(Excerpts from a figure dataset)
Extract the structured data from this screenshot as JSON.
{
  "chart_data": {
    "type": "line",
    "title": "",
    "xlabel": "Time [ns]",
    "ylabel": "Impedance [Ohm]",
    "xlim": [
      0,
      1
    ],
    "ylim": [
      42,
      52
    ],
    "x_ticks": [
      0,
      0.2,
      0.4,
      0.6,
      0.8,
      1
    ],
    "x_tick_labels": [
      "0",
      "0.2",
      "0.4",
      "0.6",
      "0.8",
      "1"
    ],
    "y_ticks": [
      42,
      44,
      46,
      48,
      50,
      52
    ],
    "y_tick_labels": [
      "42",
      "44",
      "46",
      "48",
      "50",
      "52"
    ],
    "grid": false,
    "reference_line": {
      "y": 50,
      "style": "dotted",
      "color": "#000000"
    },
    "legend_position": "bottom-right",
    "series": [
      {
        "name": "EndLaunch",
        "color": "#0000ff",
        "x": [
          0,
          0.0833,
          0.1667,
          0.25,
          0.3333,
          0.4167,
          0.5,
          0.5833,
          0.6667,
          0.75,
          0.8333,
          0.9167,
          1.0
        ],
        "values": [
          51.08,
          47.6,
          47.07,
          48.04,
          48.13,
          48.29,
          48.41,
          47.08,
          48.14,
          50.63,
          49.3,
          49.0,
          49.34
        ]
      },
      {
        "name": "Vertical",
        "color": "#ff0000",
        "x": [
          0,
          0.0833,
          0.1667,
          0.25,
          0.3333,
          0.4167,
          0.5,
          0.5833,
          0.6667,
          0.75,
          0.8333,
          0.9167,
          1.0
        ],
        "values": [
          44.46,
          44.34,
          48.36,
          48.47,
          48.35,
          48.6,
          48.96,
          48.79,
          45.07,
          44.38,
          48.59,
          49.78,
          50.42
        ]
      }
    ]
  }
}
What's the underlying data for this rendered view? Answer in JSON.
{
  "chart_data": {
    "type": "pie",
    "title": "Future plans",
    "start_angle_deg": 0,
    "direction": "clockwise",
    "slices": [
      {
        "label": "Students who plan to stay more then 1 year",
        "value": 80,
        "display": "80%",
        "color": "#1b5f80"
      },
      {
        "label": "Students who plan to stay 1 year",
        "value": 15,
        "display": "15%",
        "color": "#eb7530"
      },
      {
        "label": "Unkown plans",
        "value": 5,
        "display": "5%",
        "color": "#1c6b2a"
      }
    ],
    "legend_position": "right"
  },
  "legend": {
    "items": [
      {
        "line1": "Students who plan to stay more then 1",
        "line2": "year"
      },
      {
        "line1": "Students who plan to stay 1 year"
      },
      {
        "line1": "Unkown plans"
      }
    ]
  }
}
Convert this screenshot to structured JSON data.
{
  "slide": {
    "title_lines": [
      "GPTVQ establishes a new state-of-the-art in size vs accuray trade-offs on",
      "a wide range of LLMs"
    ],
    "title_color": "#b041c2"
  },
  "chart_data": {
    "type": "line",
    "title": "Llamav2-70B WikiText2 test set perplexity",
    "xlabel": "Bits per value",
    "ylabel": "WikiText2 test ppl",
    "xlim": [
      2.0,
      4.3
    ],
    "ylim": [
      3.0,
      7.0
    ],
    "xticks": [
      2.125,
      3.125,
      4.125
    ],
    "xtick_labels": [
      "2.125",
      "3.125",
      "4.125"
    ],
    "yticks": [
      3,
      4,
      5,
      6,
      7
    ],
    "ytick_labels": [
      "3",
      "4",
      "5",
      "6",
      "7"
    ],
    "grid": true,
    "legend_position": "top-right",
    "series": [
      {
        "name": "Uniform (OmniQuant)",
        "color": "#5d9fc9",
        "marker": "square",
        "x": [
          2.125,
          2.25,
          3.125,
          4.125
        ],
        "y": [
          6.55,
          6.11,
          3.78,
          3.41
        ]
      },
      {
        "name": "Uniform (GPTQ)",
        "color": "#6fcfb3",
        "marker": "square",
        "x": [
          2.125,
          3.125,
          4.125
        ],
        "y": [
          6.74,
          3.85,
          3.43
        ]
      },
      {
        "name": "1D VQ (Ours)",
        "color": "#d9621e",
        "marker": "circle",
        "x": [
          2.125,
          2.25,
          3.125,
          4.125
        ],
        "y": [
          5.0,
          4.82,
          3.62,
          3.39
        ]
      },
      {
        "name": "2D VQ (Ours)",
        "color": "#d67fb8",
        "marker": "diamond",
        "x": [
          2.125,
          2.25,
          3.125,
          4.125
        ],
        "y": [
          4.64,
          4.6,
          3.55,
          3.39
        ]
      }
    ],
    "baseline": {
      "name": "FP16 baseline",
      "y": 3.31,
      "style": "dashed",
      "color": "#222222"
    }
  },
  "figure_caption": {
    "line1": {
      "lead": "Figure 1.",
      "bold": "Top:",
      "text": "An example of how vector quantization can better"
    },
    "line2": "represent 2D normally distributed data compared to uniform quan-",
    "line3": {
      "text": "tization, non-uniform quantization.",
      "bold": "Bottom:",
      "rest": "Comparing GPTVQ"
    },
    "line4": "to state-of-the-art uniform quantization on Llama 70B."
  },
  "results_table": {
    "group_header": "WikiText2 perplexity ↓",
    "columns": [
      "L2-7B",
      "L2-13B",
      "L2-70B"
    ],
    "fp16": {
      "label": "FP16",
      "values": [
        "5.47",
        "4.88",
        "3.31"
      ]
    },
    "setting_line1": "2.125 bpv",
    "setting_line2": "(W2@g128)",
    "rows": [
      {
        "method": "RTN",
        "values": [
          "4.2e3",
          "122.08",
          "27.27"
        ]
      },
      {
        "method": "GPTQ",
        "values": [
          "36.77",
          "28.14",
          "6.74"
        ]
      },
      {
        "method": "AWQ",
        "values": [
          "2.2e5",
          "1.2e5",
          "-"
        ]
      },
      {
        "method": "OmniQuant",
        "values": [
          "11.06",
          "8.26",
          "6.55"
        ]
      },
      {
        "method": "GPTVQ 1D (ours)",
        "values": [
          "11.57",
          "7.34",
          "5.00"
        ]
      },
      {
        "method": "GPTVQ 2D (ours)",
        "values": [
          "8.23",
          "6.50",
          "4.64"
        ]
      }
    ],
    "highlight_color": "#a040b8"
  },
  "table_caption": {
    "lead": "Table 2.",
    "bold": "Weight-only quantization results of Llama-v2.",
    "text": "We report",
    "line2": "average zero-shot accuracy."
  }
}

Requirement -
Transcribe the records above exactly as they appear.

Written solution -
Extract the structured data from this screenshot as JSON.
{
  "chart_data": {
    "type": "line",
    "title": "",
    "xlabel": "Time [ns]",
    "ylabel": "Impedance [Ohm]",
    "xlim": [
      0,
      1
    ],
    "ylim": [
      42,
      52
    ],
    "x_ticks": [
      0,
      0.2,
      0.4,
      0.6,
      0.8,
      1
    ],
    "x_tick_labels": [
      "0",
      "0.2",
      "0.4",
      "0.6",
      "0.8",
      "1"
    ],
    "y_ticks": [
      42,
      44,
      46,
      48,
      50,
      52
    ],
    "y_tick_labels": [
      "42",
      "44",
      "46",
      "48",
      "50",
      "52"
    ],
    "grid": false,
    "reference_line": {
      "y": 50,
      "style": "dotted",
      "color": "#000000"
    },
    "legend_position": "bottom-right",
    "series": [
      {
        "name": "EndLaunch",
        "color": "#0000ff",
        "x": [
          0,
          0.0833,
          0.1667,
          0.25,
          0.3333,
          0.4167,
          0.5,
          0.5833,
          0.6667,
          0.75,
          0.8333,
          0.9167,
          1.0
        ],
        "values": [
          51.08,
          47.6,
          47.07,
          48.04,
          48.13,
          48.29,
          48.41,
          47.08,
          48.14,
          50.63,
          49.3,
          49.0,
          49.34
        ]
      },
      {
        "name": "Vertical",
        "color": "#ff0000",
        "x": [
          0,
          0.0833,
          0.1667,
          0.25,
          0.3333,
          0.4167,
          0.5,
          0.5833,
          0.6667,
          0.75,
          0.8333,
          0.9167,
          1.0
        ],
        "values": [
          44.46,
          44.34,
          48.36,
          48.47,
          48.35,
          48.6,
          48.96,
          48.79,
          45.07,
          44.38,
          48.59,
          49.78,
          50.42
        ]
      }
    ]
  }
}
What's the underlying data for this rendered view? Answer in JSON.
{
  "chart_data": {
    "type": "pie",
    "title": "Future plans",
    "start_angle_deg": 0,
    "direction": "clockwise",
    "slices": [
      {
        "label": "Students who plan to stay more then 1 year",
        "value": 80,
        "display": "80%",
        "color": "#1b5f80"
      },
      {
        "label": "Students who plan to stay 1 year",
        "value": 15,
        "display": "15%",
        "color": "#eb7530"
      },
      {
        "label": "Unkown plans",
        "value": 5,
        "display": "5%",
        "color": "#1c6b2a"
      }
    ],
    "legend_position": "right"
  },
  "legend": {
    "items": [
      {
        "line1": "Students who plan to stay more then 1",
        "line2": "year"
      },
      {
        "line1": "Students who plan to stay 1 year"
      },
      {
        "line1": "Unkown plans"
      }
    ]
  }
}
Convert this screenshot to structured JSON data.
{
  "slide": {
    "title_lines": [
      "GPTVQ establishes a new state-of-the-art in size vs accuray trade-offs on",
      "a wide range of LLMs"
    ],
    "title_color": "#b041c2"
  },
  "chart_data": {
    "type": "line",
    "title": "Llamav2-70B WikiText2 test set perplexity",
    "xlabel": "Bits per value",
    "ylabel": "WikiText2 test ppl",
    "xlim": [
      2.0,
      4.3
    ],
    "ylim": [
      3.0,
      7.0
    ],
    "xticks": [
      2.125,
      3.125,
      4.125
    ],
    "xtick_labels": [
      "2.125",
      "3.125",
      "4.125"
    ],
    "yticks": [
      3,
      4,
      5,
      6,
      7
    ],
    "ytick_labels": [
      "3",
      "4",
      "5",
      "6",
      "7"
    ],
    "grid": true,
    "legend_position": "top-right",
    "series": [
      {
        "name": "Uniform (OmniQuant)",
        "color": "#5d9fc9",
        "marker": "square",
        "x": [
          2.125,
          2.25,
          3.125,
          4.125
        ],
        "y": [
          6.55,
          6.11,
          3.78,
          3.41
        ]
      },
      {
        "name": "Uniform (GPTQ)",
        "color": "#6fcfb3",
        "marker": "square",
        "x": [
          2.125,
          3.125,
          4.125
        ],
        "y": [
          6.74,
          3.85,
          3.43
        ]
      },
      {
        "name": "1D VQ (Ours)",
        "color": "#d9621e",
        "marker": "circle",
        "x": [
          2.125,
          2.25,
          3.125,
          4.125
        ],
        "y": [
          5.0,
          4.82,
          3.62,
          3.39
        ]
      },
      {
        "name": "2D VQ (Ours)",
        "color": "#d67fb8",
        "marker": "diamond",
        "x": [
          2.125,
          2.25,
          3.125,
          4.125
        ],
        "y": [
          4.64,
          4.6,
          3.55,
          3.39
        ]
      }
    ],
    "baseline": {
      "name": "FP16 baseline",
      "y": 3.31,
      "style": "dashed",
      "color": "#222222"
    }
  },
  "figure_caption": {
    "line1": {
      "lead": "Figure 1.",
      "bold": "Top:",
      "text": "An example of how vector quantization can better"
    },
    "line2": "represent 2D normally distributed data compared to uniform quan-",
    "line3": {
      "text": "tization, non-uniform quantization.",
      "bold": "Bottom:",
      "rest": "Comparing GPTVQ"
    },
    "line4": "to state-of-the-art uniform quantization on Llama 70B."
  },
  "results_table": {
    "group_header": "WikiText2 perplexity ↓",
    "columns": [
      "L2-7B",
      "L2-13B",
      "L2-70B"
    ],
    "fp16": {
      "label": "FP16",
      "values": [
        "5.47",
        "4.88",
        "3.31"
      ]
    },
    "setting_line1": "2.125 bpv",
    "setting_line2": "(W2@g128)",
    "rows": [
      {
        "method": "RTN",
        "values": [
          "4.2e3",
          "122.08",
          "27.27"
        ]
      },
      {
        "method": "GPTQ",
        "values": [
          "36.77",
          "28.14",
          "6.74"
        ]
      },
      {
        "method": "AWQ",
        "values": [
          "2.2e5",
          "1.2e5",
          "-"
        ]
      },
      {
        "method": "OmniQuant",
        "values": [
          "11.06",
          "8.26",
          "6.55"
        ]
      },
      {
        "method": "GPTVQ 1D (ours)",
        "values": [
          "11.57",
          "7.34",
          "5.00"
        ]
      },
      {
        "method": "GPTVQ 2D (ours)",
        "values": [
          "8.23",
          "6.50",
          "4.64"
        ]
      }
    ],
    "highlight_color": "#a040b8"
  },
  "table_caption": {
    "lead": "Table 2.",
    "bold": "Weight-only quantization results of Llama-v2.",
    "text": "We report",
    "line2": "average zero-shot accuracy."
  }
}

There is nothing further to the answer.